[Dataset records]
[Start]

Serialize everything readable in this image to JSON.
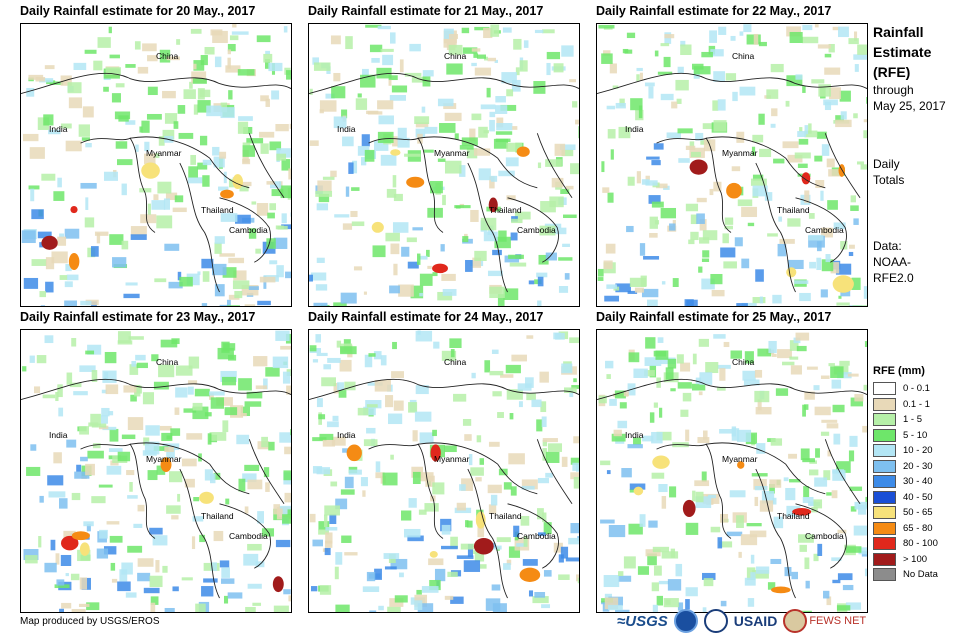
{
  "panels": [
    {
      "title": "Daily Rainfall estimate for 20 May., 2017",
      "labels": {
        "china": "China",
        "india": "India",
        "myanmar": "Myanmar",
        "thailand": "Thailand",
        "cambodia": "Cambodia"
      }
    },
    {
      "title": "Daily Rainfall estimate for 21 May., 2017",
      "labels": {
        "china": "China",
        "india": "India",
        "myanmar": "Myanmar",
        "thailand": "Thailand",
        "cambodia": "Cambodia"
      }
    },
    {
      "title": "Daily Rainfall estimate for 22 May., 2017",
      "labels": {
        "china": "China",
        "india": "India",
        "myanmar": "Myanmar",
        "thailand": "Thailand",
        "cambodia": "Cambodia"
      }
    },
    {
      "title": "Daily Rainfall estimate for 23 May., 2017",
      "labels": {
        "china": "China",
        "india": "India",
        "myanmar": "Myanmar",
        "thailand": "Thailand",
        "cambodia": "Cambodia"
      }
    },
    {
      "title": "Daily Rainfall estimate for 24 May., 2017",
      "labels": {
        "china": "China",
        "india": "India",
        "myanmar": "Myanmar",
        "thailand": "Thailand",
        "cambodia": "Cambodia"
      }
    },
    {
      "title": "Daily Rainfall estimate for 25 May., 2017",
      "labels": {
        "china": "China",
        "india": "India",
        "myanmar": "Myanmar",
        "thailand": "Thailand",
        "cambodia": "Cambodia"
      }
    }
  ],
  "sidebar": {
    "title_line1": "Rainfall",
    "title_line2": "Estimate",
    "title_line3": "(RFE)",
    "through": "through",
    "date": "May 25, 2017",
    "daily": "Daily",
    "totals": "Totals",
    "data_label": "Data:",
    "source1": "NOAA-",
    "source2": "RFE2.0"
  },
  "legend": {
    "title": "RFE (mm)",
    "items": [
      {
        "label": "0 - 0.1",
        "color": "#ffffff"
      },
      {
        "label": "0.1 - 1",
        "color": "#e8d9b8"
      },
      {
        "label": "1 - 5",
        "color": "#b6f0a8"
      },
      {
        "label": "5 - 10",
        "color": "#6ee66a"
      },
      {
        "label": "10 - 20",
        "color": "#b3e6f5"
      },
      {
        "label": "20 - 30",
        "color": "#7ec0f0"
      },
      {
        "label": "30 - 40",
        "color": "#3d8be8"
      },
      {
        "label": "40 - 50",
        "color": "#1a4fd6"
      },
      {
        "label": "50 - 65",
        "color": "#f7e27a"
      },
      {
        "label": "65 - 80",
        "color": "#f58b14"
      },
      {
        "label": "80 - 100",
        "color": "#e0281c"
      },
      {
        "label": "> 100",
        "color": "#a11b1b"
      },
      {
        "label": "No Data",
        "color": "#8c8c8c"
      }
    ]
  },
  "footer": "Map produced by USGS/EROS",
  "logos": {
    "usgs": "≈USGS",
    "usaid": "USAID",
    "fews": "FEWS NET"
  }
}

[End]

Identify and list each line with the word "USGS".

  "footer": "Map produced by USGS/EROS",
    "usgs": "≈USGS",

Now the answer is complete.